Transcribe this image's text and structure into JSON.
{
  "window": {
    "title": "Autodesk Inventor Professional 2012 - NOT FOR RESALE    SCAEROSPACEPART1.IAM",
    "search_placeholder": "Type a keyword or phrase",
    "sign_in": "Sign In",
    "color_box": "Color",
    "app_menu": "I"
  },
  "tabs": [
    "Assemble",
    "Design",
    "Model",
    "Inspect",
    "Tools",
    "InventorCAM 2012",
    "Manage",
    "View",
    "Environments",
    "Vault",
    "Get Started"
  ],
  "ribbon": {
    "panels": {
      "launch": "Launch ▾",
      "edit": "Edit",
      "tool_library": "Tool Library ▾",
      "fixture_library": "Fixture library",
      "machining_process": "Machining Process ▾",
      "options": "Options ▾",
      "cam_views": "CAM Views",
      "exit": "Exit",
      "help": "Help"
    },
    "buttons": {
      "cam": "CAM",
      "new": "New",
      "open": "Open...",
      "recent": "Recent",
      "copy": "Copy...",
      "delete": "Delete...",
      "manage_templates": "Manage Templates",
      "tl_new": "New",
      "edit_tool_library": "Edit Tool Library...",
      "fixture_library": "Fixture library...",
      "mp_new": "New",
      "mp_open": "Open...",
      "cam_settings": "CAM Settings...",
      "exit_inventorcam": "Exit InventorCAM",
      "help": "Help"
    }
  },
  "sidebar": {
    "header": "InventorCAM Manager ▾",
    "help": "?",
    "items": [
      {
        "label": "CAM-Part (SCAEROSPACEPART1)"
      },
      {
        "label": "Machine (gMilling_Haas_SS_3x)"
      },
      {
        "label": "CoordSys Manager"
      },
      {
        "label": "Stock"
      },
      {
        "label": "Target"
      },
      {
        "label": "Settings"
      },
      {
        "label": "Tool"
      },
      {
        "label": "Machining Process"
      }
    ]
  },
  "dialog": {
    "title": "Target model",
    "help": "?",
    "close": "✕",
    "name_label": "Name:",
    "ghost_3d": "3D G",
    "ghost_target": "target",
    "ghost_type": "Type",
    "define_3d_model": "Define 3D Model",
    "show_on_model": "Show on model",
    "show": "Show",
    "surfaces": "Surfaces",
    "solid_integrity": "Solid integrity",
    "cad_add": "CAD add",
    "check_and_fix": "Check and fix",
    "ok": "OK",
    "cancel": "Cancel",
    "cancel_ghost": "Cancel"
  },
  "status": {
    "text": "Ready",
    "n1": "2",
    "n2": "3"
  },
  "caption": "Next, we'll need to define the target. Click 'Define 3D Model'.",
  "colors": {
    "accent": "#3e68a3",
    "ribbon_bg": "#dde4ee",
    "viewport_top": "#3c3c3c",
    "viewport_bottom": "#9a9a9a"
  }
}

Problem to solve: Write the listing out again, exactly as shown above.

Response:
Transcribe this image's text and structure into JSON.
{
  "window": {
    "title": "Autodesk Inventor Professional 2012 - NOT FOR RESALE    SCAEROSPACEPART1.IAM",
    "search_placeholder": "Type a keyword or phrase",
    "sign_in": "Sign In",
    "color_box": "Color",
    "app_menu": "I"
  },
  "tabs": [
    "Assemble",
    "Design",
    "Model",
    "Inspect",
    "Tools",
    "InventorCAM 2012",
    "Manage",
    "View",
    "Environments",
    "Vault",
    "Get Started"
  ],
  "ribbon": {
    "panels": {
      "launch": "Launch ▾",
      "edit": "Edit",
      "tool_library": "Tool Library ▾",
      "fixture_library": "Fixture library",
      "machining_process": "Machining Process ▾",
      "options": "Options ▾",
      "cam_views": "CAM Views",
      "exit": "Exit",
      "help": "Help"
    },
    "buttons": {
      "cam": "CAM",
      "new": "New",
      "open": "Open...",
      "recent": "Recent",
      "copy": "Copy...",
      "delete": "Delete...",
      "manage_templates": "Manage Templates",
      "tl_new": "New",
      "edit_tool_library": "Edit Tool Library...",
      "fixture_library": "Fixture library...",
      "mp_new": "New",
      "mp_open": "Open...",
      "cam_settings": "CAM Settings...",
      "exit_inventorcam": "Exit InventorCAM",
      "help": "Help"
    }
  },
  "sidebar": {
    "header": "InventorCAM Manager ▾",
    "help": "?",
    "items": [
      {
        "label": "CAM-Part (SCAEROSPACEPART1)"
      },
      {
        "label": "Machine (gMilling_Haas_SS_3x)"
      },
      {
        "label": "CoordSys Manager"
      },
      {
        "label": "Stock"
      },
      {
        "label": "Target"
      },
      {
        "label": "Settings"
      },
      {
        "label": "Tool"
      },
      {
        "label": "Machining Process"
      }
    ]
  },
  "dialog": {
    "title": "Target model",
    "help": "?",
    "close": "✕",
    "name_label": "Name:",
    "ghost_3d": "3D G",
    "ghost_target": "target",
    "ghost_type": "Type",
    "define_3d_model": "Define 3D Model",
    "show_on_model": "Show on model",
    "show": "Show",
    "surfaces": "Surfaces",
    "solid_integrity": "Solid integrity",
    "cad_add": "CAD add",
    "check_and_fix": "Check and fix",
    "ok": "OK",
    "cancel": "Cancel",
    "cancel_ghost": "Cancel"
  },
  "status": {
    "text": "Ready",
    "n1": "2",
    "n2": "3"
  },
  "caption": "Next, we'll need to define the target. Click 'Define 3D Model'.",
  "colors": {
    "accent": "#3e68a3",
    "ribbon_bg": "#dde4ee",
    "viewport_top": "#3c3c3c",
    "viewport_bottom": "#9a9a9a"
  }
}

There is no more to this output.